GIVEN EXERCISE: Single out the lines of the material that contain "steel" and copy them.

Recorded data
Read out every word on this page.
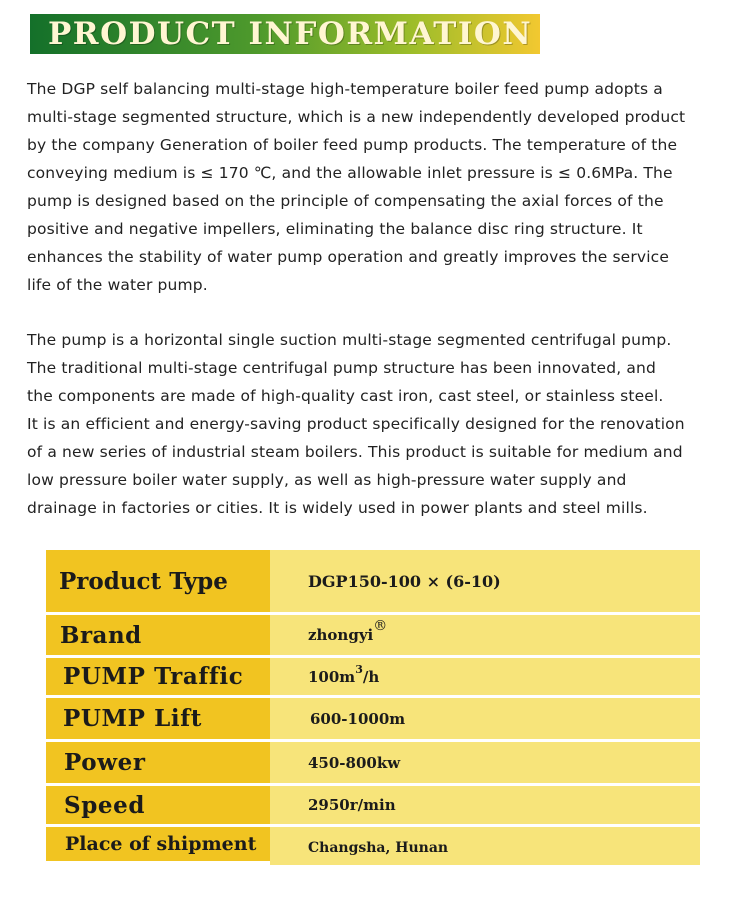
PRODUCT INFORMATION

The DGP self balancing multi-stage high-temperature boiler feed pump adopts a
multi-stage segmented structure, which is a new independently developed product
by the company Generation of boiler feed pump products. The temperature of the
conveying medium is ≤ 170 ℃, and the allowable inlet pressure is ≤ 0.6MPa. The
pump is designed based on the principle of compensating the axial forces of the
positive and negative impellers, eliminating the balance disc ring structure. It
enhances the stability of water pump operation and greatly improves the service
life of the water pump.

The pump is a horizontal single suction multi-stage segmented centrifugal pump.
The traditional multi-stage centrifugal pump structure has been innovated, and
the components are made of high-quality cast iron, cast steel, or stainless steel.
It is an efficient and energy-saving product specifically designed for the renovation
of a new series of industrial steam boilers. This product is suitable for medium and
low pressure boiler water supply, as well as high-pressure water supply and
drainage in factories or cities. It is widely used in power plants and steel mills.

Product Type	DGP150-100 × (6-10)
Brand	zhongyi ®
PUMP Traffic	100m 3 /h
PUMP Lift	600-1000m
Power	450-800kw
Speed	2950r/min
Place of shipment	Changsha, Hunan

==

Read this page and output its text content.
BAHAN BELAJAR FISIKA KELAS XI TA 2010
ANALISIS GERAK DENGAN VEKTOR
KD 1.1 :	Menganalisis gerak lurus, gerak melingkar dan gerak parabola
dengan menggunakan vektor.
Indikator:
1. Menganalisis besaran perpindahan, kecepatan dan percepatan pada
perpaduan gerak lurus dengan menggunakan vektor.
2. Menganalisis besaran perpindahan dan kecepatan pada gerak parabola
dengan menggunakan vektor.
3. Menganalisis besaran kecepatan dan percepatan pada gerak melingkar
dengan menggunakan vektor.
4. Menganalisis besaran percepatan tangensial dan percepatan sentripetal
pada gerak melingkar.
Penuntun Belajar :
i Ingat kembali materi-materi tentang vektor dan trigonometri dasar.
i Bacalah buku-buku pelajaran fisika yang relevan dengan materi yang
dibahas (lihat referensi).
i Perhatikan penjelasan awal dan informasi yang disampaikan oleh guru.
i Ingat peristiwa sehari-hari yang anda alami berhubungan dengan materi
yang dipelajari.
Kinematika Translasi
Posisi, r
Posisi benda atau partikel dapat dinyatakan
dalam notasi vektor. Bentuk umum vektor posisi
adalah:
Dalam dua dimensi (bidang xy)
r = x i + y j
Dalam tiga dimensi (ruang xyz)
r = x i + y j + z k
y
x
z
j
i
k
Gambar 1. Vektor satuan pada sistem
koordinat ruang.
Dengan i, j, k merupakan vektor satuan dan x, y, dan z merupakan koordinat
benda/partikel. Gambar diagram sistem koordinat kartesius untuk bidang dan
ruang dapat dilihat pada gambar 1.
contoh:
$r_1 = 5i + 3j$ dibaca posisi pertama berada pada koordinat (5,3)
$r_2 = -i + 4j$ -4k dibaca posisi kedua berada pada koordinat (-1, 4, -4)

TASK SOLUTION:
the components are made of high-quality cast iron, cast steel, or stainless steel.
drainage in factories or cities. It is widely used in power plants and steel mills.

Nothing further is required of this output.